*DIRECTIONS*. Check each line of the entries below for the string "stars" and state how many lines have it, with no other text.

*AVAILABLE RECORDS*.
"""

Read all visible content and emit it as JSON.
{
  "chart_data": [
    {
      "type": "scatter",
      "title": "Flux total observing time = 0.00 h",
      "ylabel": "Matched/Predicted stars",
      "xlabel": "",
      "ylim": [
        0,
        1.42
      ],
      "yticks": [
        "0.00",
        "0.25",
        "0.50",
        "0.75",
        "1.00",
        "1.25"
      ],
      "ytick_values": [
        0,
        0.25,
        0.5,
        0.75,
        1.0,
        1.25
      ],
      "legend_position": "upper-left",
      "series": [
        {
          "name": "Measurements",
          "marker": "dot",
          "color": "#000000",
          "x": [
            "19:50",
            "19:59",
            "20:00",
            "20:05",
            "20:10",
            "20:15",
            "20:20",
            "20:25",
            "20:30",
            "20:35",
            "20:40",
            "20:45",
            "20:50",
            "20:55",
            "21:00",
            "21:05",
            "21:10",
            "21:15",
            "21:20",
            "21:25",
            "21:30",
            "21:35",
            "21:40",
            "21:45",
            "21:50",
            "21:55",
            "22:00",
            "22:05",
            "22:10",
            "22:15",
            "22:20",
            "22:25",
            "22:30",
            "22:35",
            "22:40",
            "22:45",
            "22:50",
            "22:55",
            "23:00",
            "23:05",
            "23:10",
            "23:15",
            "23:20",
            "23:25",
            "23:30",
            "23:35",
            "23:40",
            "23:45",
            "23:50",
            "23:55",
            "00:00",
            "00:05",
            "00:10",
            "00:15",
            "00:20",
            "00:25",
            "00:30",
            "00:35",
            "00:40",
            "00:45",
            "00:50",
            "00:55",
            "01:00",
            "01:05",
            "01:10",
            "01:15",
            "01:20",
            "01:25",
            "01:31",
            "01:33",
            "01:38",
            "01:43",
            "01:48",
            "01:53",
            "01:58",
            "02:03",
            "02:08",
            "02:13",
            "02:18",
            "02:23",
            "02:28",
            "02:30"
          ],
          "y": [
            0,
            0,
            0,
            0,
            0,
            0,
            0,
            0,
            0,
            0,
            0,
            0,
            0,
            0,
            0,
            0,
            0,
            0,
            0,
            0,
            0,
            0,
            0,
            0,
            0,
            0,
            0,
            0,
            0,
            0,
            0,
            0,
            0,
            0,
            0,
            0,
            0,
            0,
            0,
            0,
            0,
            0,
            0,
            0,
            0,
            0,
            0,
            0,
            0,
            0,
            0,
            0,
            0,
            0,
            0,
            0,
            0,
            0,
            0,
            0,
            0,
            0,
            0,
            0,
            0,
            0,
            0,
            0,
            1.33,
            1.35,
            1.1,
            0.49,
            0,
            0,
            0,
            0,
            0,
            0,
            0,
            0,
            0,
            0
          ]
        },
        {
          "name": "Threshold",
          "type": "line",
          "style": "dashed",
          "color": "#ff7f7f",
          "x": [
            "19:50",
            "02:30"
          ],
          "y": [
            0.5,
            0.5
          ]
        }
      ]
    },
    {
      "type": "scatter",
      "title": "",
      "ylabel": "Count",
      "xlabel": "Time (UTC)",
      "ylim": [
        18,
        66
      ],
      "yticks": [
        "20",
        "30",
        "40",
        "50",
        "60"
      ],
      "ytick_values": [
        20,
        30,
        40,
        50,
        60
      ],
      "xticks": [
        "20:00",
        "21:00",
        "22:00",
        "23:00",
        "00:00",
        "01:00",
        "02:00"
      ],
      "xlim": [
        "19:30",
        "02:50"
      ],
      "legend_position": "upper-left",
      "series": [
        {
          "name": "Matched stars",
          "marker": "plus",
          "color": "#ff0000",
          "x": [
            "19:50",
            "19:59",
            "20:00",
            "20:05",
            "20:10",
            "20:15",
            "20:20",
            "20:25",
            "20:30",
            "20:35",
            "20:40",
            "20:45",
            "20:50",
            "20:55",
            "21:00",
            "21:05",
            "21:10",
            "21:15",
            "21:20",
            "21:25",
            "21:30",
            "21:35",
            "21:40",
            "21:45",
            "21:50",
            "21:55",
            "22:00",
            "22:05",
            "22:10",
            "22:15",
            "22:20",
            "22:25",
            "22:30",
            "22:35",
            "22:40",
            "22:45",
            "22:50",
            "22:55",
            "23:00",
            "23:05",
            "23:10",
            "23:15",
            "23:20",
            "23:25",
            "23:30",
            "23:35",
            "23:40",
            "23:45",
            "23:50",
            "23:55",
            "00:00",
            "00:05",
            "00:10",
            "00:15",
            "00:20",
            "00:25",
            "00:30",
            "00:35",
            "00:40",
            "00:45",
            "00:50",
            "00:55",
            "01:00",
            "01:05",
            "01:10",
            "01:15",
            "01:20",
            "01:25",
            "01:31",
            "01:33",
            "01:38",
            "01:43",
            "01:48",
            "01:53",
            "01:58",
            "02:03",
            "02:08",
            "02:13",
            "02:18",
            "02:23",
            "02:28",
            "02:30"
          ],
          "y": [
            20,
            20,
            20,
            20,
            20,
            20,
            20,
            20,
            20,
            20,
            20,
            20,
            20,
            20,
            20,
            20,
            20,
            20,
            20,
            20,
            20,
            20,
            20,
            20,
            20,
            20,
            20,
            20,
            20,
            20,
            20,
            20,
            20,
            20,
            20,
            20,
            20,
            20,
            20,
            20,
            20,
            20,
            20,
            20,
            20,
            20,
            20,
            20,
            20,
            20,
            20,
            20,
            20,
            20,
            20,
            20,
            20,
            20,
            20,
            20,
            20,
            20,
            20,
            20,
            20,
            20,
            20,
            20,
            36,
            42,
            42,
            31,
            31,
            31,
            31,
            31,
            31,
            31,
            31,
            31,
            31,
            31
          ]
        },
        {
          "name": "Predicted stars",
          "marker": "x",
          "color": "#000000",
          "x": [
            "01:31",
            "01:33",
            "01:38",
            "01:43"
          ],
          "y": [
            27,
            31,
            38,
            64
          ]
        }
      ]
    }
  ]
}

"""

*OUTPUT OF THE TASK*. 3